TASK INSTRUCTIONS >>
Print the listing below in its entirety, character for character.

Data items >>
┌──

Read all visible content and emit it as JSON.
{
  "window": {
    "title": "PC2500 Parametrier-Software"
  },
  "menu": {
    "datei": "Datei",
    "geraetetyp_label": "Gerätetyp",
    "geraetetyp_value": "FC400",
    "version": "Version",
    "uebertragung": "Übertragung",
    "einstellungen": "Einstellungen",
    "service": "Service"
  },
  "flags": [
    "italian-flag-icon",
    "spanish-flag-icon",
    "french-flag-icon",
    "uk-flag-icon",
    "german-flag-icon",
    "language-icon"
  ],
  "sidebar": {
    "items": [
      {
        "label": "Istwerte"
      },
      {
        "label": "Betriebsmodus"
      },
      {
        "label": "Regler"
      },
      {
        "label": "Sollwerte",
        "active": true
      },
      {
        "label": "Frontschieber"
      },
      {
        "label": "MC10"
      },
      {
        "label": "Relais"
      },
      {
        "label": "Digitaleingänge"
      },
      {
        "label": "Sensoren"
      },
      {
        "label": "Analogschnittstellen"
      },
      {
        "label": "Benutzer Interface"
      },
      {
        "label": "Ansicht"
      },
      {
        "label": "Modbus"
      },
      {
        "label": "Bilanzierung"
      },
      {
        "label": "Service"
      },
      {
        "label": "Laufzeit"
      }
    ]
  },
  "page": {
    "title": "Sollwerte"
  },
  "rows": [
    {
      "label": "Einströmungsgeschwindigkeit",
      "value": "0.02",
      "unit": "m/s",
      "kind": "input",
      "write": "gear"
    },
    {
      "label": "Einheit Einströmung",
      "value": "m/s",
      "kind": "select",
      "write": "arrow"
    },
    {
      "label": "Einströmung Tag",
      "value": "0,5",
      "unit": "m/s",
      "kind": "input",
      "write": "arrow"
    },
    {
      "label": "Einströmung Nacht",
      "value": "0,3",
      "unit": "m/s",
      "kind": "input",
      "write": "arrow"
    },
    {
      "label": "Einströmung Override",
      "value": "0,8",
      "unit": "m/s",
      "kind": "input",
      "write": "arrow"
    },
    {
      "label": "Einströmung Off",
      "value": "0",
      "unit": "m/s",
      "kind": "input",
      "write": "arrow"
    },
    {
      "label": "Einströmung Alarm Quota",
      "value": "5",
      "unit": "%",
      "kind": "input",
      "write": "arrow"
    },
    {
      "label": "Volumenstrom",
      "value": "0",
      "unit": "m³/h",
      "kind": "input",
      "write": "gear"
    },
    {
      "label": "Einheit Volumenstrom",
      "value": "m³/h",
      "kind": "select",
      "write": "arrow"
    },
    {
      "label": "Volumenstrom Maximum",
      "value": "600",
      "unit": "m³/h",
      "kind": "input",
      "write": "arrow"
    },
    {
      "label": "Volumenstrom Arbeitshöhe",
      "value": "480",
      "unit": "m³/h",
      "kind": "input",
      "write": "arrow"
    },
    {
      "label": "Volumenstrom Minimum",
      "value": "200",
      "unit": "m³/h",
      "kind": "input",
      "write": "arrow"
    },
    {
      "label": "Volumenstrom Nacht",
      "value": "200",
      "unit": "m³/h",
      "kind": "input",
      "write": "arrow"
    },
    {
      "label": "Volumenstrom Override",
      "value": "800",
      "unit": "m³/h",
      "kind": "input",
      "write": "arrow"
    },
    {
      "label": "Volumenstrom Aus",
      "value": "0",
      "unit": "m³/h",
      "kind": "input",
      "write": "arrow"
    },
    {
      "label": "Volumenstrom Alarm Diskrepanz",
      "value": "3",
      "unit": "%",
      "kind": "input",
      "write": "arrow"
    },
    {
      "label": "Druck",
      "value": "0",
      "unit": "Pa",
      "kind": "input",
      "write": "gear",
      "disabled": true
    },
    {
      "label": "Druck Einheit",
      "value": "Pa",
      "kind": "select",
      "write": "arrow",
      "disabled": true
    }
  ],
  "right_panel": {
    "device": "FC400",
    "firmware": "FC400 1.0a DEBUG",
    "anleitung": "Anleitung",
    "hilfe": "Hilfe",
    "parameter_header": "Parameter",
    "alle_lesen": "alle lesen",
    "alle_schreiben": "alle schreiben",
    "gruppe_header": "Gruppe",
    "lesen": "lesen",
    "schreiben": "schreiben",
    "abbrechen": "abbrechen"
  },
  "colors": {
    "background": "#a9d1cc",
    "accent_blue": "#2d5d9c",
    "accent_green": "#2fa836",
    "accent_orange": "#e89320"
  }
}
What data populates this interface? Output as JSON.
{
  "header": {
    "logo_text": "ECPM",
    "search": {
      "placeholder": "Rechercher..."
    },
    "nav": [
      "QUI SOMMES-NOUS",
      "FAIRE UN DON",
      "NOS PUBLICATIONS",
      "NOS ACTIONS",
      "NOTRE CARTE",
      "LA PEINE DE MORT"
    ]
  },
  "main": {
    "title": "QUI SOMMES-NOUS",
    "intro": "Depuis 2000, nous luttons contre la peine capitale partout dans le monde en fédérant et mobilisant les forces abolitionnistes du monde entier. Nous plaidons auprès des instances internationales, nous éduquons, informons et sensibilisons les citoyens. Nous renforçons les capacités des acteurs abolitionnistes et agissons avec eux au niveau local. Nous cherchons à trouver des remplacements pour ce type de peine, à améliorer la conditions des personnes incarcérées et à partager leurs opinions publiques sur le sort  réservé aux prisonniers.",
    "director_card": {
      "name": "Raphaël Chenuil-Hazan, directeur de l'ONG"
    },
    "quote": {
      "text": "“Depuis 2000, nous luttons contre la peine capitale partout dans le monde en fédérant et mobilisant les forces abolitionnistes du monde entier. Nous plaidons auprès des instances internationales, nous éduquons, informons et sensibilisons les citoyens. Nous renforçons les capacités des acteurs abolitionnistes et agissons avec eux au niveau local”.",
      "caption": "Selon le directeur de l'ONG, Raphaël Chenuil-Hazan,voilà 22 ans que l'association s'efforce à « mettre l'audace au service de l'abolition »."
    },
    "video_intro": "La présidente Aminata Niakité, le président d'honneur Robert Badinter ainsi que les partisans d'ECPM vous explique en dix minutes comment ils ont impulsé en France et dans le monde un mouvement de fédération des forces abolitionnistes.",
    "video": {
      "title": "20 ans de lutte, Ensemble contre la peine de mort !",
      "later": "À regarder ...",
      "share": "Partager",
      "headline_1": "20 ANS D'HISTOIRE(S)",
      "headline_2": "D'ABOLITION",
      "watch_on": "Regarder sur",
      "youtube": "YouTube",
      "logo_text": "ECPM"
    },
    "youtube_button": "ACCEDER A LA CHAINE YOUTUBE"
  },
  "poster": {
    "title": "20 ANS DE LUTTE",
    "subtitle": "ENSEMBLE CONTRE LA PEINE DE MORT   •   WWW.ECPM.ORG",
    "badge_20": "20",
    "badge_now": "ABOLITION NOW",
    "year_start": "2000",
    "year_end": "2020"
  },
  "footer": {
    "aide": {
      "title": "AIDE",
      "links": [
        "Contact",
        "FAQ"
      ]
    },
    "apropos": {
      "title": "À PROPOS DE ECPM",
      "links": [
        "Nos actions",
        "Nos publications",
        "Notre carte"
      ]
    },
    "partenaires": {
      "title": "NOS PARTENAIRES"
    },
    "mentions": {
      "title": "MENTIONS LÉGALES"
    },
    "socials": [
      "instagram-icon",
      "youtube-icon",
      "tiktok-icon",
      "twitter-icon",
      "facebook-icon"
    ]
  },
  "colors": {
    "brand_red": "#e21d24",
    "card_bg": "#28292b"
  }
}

└──

THE SOLUTION >>
Read all visible content and emit it as JSON.
{
  "window": {
    "title": "PC2500 Parametrier-Software"
  },
  "menu": {
    "datei": "Datei",
    "geraetetyp_label": "Gerätetyp",
    "geraetetyp_value": "FC400",
    "version": "Version",
    "uebertragung": "Übertragung",
    "einstellungen": "Einstellungen",
    "service": "Service"
  },
  "flags": [
    "italian-flag-icon",
    "spanish-flag-icon",
    "french-flag-icon",
    "uk-flag-icon",
    "german-flag-icon",
    "language-icon"
  ],
  "sidebar": {
    "items": [
      {
        "label": "Istwerte"
      },
      {
        "label": "Betriebsmodus"
      },
      {
        "label": "Regler"
      },
      {
        "label": "Sollwerte",
        "active": true
      },
      {
        "label": "Frontschieber"
      },
      {
        "label": "MC10"
      },
      {
        "label": "Relais"
      },
      {
        "label": "Digitaleingänge"
      },
      {
        "label": "Sensoren"
      },
      {
        "label": "Analogschnittstellen"
      },
      {
        "label": "Benutzer Interface"
      },
      {
        "label": "Ansicht"
      },
      {
        "label": "Modbus"
      },
      {
        "label": "Bilanzierung"
      },
      {
        "label": "Service"
      },
      {
        "label": "Laufzeit"
      }
    ]
  },
  "page": {
    "title": "Sollwerte"
  },
  "rows": [
    {
      "label": "Einströmungsgeschwindigkeit",
      "value": "0.02",
      "unit": "m/s",
      "kind": "input",
      "write": "gear"
    },
    {
      "label": "Einheit Einströmung",
      "value": "m/s",
      "kind": "select",
      "write": "arrow"
    },
    {
      "label": "Einströmung Tag",
      "value": "0,5",
      "unit": "m/s",
      "kind": "input",
      "write": "arrow"
    },
    {
      "label": "Einströmung Nacht",
      "value": "0,3",
      "unit": "m/s",
      "kind": "input",
      "write": "arrow"
    },
    {
      "label": "Einströmung Override",
      "value": "0,8",
      "unit": "m/s",
      "kind": "input",
      "write": "arrow"
    },
    {
      "label": "Einströmung Off",
      "value": "0",
      "unit": "m/s",
      "kind": "input",
      "write": "arrow"
    },
    {
      "label": "Einströmung Alarm Quota",
      "value": "5",
      "unit": "%",
      "kind": "input",
      "write": "arrow"
    },
    {
      "label": "Volumenstrom",
      "value": "0",
      "unit": "m³/h",
      "kind": "input",
      "write": "gear"
    },
    {
      "label": "Einheit Volumenstrom",
      "value": "m³/h",
      "kind": "select",
      "write": "arrow"
    },
    {
      "label": "Volumenstrom Maximum",
      "value": "600",
      "unit": "m³/h",
      "kind": "input",
      "write": "arrow"
    },
    {
      "label": "Volumenstrom Arbeitshöhe",
      "value": "480",
      "unit": "m³/h",
      "kind": "input",
      "write": "arrow"
    },
    {
      "label": "Volumenstrom Minimum",
      "value": "200",
      "unit": "m³/h",
      "kind": "input",
      "write": "arrow"
    },
    {
      "label": "Volumenstrom Nacht",
      "value": "200",
      "unit": "m³/h",
      "kind": "input",
      "write": "arrow"
    },
    {
      "label": "Volumenstrom Override",
      "value": "800",
      "unit": "m³/h",
      "kind": "input",
      "write": "arrow"
    },
    {
      "label": "Volumenstrom Aus",
      "value": "0",
      "unit": "m³/h",
      "kind": "input",
      "write": "arrow"
    },
    {
      "label": "Volumenstrom Alarm Diskrepanz",
      "value": "3",
      "unit": "%",
      "kind": "input",
      "write": "arrow"
    },
    {
      "label": "Druck",
      "value": "0",
      "unit": "Pa",
      "kind": "input",
      "write": "gear",
      "disabled": true
    },
    {
      "label": "Druck Einheit",
      "value": "Pa",
      "kind": "select",
      "write": "arrow",
      "disabled": true
    }
  ],
  "right_panel": {
    "device": "FC400",
    "firmware": "FC400 1.0a DEBUG",
    "anleitung": "Anleitung",
    "hilfe": "Hilfe",
    "parameter_header": "Parameter",
    "alle_lesen": "alle lesen",
    "alle_schreiben": "alle schreiben",
    "gruppe_header": "Gruppe",
    "lesen": "lesen",
    "schreiben": "schreiben",
    "abbrechen": "abbrechen"
  },
  "colors": {
    "background": "#a9d1cc",
    "accent_blue": "#2d5d9c",
    "accent_green": "#2fa836",
    "accent_orange": "#e89320"
  }
}
What data populates this interface? Output as JSON.
{
  "header": {
    "logo_text": "ECPM",
    "search": {
      "placeholder": "Rechercher..."
    },
    "nav": [
      "QUI SOMMES-NOUS",
      "FAIRE UN DON",
      "NOS PUBLICATIONS",
      "NOS ACTIONS",
      "NOTRE CARTE",
      "LA PEINE DE MORT"
    ]
  },
  "main": {
    "title": "QUI SOMMES-NOUS",
    "intro": "Depuis 2000, nous luttons contre la peine capitale partout dans le monde en fédérant et mobilisant les forces abolitionnistes du monde entier. Nous plaidons auprès des instances internationales, nous éduquons, informons et sensibilisons les citoyens. Nous renforçons les capacités des acteurs abolitionnistes et agissons avec eux au niveau local. Nous cherchons à trouver des remplacements pour ce type de peine, à améliorer la conditions des personnes incarcérées et à partager leurs opinions publiques sur le sort  réservé aux prisonniers.",
    "director_card": {
      "name": "Raphaël Chenuil-Hazan, directeur de l'ONG"
    },
    "quote": {
      "text": "“Depuis 2000, nous luttons contre la peine capitale partout dans le monde en fédérant et mobilisant les forces abolitionnistes du monde entier. Nous plaidons auprès des instances internationales, nous éduquons, informons et sensibilisons les citoyens. Nous renforçons les capacités des acteurs abolitionnistes et agissons avec eux au niveau local”.",
      "caption": "Selon le directeur de l'ONG, Raphaël Chenuil-Hazan,voilà 22 ans que l'association s'efforce à « mettre l'audace au service de l'abolition »."
    },
    "video_intro": "La présidente Aminata Niakité, le président d'honneur Robert Badinter ainsi que les partisans d'ECPM vous explique en dix minutes comment ils ont impulsé en France et dans le monde un mouvement de fédération des forces abolitionnistes.",
    "video": {
      "title": "20 ans de lutte, Ensemble contre la peine de mort !",
      "later": "À regarder ...",
      "share": "Partager",
      "headline_1": "20 ANS D'HISTOIRE(S)",
      "headline_2": "D'ABOLITION",
      "watch_on": "Regarder sur",
      "youtube": "YouTube",
      "logo_text": "ECPM"
    },
    "youtube_button": "ACCEDER A LA CHAINE YOUTUBE"
  },
  "poster": {
    "title": "20 ANS DE LUTTE",
    "subtitle": "ENSEMBLE CONTRE LA PEINE DE MORT   •   WWW.ECPM.ORG",
    "badge_20": "20",
    "badge_now": "ABOLITION NOW",
    "year_start": "2000",
    "year_end": "2020"
  },
  "footer": {
    "aide": {
      "title": "AIDE",
      "links": [
        "Contact",
        "FAQ"
      ]
    },
    "apropos": {
      "title": "À PROPOS DE ECPM",
      "links": [
        "Nos actions",
        "Nos publications",
        "Notre carte"
      ]
    },
    "partenaires": {
      "title": "NOS PARTENAIRES"
    },
    "mentions": {
      "title": "MENTIONS LÉGALES"
    },
    "socials": [
      "instagram-icon",
      "youtube-icon",
      "tiktok-icon",
      "twitter-icon",
      "facebook-icon"
    ]
  },
  "colors": {
    "brand_red": "#e21d24",
    "card_bg": "#28292b"
  }
}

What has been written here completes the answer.